▶ _Provided material_
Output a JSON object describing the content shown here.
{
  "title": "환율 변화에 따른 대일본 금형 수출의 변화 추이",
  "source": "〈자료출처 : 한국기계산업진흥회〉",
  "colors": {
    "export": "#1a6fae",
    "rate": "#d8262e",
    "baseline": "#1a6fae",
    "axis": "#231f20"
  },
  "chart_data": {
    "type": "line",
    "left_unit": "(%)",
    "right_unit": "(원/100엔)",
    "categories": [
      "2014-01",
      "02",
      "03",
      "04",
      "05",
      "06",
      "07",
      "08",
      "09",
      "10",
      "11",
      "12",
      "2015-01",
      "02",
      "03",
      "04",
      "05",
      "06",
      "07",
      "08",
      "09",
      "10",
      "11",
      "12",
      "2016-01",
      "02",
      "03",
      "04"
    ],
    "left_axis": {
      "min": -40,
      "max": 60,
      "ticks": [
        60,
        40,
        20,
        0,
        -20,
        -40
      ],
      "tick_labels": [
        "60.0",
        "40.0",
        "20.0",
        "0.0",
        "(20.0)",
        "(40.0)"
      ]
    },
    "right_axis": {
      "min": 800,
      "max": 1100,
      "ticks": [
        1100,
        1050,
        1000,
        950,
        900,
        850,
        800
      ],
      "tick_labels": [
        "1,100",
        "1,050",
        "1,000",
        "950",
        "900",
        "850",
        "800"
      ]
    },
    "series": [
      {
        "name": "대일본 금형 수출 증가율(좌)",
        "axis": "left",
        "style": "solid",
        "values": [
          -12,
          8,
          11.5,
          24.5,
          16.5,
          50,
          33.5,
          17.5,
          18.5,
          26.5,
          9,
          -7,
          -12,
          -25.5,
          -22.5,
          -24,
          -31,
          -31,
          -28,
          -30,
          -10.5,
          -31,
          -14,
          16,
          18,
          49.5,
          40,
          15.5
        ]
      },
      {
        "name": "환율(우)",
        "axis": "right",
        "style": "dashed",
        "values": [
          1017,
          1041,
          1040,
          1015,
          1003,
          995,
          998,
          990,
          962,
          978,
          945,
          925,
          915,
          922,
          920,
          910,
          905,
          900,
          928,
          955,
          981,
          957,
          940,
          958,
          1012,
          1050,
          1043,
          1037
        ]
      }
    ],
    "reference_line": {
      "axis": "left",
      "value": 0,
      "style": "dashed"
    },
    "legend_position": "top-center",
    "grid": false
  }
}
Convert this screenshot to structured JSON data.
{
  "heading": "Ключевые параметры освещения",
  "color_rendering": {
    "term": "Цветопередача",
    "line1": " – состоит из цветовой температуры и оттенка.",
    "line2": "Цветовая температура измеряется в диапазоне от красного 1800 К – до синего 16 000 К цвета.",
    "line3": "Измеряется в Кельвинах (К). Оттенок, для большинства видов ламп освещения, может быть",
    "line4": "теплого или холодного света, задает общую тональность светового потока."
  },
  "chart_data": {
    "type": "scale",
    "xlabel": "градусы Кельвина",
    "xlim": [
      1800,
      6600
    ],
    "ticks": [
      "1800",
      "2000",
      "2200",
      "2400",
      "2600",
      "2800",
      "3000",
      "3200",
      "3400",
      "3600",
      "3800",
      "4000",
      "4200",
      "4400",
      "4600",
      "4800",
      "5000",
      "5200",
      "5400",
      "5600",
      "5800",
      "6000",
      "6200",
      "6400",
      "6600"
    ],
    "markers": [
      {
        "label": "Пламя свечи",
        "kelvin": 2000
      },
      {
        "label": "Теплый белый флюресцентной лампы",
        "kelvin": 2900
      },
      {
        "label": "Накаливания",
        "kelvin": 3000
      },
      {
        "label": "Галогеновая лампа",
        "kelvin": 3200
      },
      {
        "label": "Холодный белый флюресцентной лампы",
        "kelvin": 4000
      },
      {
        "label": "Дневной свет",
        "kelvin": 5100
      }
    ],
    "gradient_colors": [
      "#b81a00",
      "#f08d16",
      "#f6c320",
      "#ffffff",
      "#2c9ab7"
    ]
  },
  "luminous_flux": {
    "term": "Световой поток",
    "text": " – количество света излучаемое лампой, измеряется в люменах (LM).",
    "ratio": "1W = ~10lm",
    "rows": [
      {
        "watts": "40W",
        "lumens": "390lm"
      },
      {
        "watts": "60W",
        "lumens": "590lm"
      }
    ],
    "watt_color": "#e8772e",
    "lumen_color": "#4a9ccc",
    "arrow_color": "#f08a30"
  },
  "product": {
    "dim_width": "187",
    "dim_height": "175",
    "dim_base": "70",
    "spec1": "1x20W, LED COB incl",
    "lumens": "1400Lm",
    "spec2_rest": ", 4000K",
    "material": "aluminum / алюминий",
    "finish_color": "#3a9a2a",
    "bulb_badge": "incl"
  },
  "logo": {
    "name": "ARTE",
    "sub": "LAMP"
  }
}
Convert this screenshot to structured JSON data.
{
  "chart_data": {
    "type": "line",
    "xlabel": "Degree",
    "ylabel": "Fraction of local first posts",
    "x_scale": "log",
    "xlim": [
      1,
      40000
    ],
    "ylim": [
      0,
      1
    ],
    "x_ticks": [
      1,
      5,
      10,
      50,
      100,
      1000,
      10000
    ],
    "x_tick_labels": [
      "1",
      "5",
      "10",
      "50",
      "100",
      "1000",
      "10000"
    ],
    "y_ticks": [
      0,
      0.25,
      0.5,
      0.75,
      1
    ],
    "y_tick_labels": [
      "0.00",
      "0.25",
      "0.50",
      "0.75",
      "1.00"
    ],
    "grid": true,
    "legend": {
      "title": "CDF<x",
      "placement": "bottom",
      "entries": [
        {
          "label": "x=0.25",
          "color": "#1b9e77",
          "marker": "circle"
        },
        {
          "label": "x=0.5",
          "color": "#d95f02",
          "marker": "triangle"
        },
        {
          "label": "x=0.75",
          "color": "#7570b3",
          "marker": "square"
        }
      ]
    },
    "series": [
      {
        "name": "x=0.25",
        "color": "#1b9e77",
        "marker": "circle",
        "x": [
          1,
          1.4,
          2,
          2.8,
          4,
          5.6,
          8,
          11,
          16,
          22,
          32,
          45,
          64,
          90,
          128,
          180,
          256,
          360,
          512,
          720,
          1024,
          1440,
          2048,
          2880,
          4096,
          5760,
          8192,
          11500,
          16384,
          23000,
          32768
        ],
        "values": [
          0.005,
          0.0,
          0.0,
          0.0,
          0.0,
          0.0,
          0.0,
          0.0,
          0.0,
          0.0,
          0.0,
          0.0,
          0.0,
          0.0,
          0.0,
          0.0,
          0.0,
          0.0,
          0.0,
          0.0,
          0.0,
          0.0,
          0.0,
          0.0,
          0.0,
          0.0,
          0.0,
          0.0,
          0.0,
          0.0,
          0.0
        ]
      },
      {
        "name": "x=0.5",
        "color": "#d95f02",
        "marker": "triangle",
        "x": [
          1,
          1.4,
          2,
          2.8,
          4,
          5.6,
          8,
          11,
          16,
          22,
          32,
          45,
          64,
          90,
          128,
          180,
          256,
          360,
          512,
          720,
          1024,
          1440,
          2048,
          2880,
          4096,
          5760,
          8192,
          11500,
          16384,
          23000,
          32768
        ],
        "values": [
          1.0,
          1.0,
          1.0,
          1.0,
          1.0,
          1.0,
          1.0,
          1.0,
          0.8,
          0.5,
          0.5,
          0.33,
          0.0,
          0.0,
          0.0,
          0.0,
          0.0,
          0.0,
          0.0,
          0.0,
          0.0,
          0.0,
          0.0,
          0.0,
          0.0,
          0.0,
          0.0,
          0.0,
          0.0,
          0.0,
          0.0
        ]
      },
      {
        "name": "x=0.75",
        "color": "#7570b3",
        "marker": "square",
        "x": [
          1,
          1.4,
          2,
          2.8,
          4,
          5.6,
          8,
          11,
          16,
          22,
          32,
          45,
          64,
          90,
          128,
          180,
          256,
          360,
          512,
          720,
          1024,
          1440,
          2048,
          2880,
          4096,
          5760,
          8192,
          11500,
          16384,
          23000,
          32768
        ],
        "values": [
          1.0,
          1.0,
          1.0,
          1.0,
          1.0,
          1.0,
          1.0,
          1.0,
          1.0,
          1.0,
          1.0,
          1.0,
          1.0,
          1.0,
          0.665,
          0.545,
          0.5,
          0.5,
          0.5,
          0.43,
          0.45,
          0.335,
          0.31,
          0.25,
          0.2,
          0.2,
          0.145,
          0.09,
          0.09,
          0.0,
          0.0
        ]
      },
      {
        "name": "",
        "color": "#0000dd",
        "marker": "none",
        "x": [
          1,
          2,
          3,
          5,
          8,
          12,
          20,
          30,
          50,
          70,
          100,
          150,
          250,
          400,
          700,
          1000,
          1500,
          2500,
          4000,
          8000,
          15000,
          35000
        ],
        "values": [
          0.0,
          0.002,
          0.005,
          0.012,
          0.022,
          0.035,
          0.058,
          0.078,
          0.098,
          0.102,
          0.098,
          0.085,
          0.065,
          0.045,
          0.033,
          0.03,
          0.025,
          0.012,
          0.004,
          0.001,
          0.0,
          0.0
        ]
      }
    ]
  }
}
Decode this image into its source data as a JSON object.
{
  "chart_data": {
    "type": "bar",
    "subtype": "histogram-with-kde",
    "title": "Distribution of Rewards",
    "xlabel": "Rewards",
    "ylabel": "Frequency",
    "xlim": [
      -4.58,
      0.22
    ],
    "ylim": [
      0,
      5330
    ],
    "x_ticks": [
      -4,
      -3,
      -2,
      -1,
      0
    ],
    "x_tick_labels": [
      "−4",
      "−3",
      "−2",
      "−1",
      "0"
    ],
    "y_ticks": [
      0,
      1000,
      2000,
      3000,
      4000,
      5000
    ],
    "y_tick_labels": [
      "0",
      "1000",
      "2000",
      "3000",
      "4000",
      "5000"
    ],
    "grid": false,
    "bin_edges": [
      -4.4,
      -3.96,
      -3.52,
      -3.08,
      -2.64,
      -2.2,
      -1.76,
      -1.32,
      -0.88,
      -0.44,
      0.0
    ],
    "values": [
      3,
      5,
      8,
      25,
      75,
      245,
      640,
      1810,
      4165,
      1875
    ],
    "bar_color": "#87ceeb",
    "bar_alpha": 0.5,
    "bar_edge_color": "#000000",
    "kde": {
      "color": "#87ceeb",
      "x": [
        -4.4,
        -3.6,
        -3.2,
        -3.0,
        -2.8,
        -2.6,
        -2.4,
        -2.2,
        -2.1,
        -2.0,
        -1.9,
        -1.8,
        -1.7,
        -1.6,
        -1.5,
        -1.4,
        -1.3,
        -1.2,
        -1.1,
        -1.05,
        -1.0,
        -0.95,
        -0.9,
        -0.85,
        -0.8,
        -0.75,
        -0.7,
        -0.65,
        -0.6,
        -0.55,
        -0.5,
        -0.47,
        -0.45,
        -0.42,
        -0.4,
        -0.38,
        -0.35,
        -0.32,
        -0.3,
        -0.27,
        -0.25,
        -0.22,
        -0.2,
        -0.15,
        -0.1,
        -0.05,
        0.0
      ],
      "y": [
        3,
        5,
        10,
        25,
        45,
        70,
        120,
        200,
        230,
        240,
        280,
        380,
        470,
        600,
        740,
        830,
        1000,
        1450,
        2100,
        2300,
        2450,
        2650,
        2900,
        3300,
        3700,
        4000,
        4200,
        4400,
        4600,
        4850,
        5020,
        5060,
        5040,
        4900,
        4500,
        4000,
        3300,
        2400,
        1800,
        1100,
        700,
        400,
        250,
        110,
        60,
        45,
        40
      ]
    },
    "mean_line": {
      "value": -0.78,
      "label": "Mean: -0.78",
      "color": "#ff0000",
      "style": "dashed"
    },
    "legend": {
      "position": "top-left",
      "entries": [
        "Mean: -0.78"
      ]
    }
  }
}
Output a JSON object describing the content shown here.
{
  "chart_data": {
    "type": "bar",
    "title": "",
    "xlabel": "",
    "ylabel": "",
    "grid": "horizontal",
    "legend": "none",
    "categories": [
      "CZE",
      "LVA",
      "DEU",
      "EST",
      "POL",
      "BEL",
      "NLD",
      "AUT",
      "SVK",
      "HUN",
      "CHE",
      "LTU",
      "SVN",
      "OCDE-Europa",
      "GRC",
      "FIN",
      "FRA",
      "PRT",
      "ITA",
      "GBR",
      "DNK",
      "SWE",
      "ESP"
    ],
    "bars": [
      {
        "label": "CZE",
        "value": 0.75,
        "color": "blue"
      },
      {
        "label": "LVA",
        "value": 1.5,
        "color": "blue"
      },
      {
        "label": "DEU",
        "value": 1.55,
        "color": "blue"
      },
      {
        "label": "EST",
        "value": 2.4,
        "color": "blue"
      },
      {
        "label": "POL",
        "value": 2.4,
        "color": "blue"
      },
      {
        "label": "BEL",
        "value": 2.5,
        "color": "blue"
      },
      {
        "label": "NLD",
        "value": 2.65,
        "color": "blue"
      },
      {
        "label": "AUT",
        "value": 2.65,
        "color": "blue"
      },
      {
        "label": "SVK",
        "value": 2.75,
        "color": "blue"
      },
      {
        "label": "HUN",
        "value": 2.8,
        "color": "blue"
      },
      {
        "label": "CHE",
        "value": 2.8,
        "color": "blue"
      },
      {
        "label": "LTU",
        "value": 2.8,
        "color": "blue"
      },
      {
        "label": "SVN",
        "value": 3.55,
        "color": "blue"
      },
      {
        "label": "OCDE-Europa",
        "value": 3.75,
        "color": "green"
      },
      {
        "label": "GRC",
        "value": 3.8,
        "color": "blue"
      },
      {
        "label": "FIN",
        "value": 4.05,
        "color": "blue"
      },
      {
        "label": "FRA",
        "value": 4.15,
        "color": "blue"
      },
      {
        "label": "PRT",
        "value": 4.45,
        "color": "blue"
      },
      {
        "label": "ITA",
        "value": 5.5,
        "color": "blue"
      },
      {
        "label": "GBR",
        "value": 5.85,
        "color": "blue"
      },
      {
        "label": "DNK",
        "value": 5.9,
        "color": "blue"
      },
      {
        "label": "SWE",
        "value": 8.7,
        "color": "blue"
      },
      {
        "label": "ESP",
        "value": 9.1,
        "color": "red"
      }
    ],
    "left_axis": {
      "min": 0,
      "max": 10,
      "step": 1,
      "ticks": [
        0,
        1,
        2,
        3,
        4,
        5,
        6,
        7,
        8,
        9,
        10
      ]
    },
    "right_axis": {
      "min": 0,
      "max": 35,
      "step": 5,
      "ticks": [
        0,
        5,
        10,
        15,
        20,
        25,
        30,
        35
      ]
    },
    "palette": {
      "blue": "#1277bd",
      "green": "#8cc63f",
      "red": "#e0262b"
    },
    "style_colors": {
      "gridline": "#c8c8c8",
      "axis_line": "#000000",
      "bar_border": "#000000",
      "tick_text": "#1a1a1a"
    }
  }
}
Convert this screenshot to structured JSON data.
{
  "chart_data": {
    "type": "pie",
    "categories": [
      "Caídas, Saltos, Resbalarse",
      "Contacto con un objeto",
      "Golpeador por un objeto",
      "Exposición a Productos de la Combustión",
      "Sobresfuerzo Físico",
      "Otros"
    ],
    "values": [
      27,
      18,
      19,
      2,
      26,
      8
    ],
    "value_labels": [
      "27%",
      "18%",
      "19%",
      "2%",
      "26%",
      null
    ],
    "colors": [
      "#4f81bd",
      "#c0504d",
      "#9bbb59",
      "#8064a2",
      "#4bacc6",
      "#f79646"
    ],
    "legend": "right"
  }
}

▶ _Problem_
Among the lines of the data above, count those holding "source" and state only the number.

▶ _Correct response_
2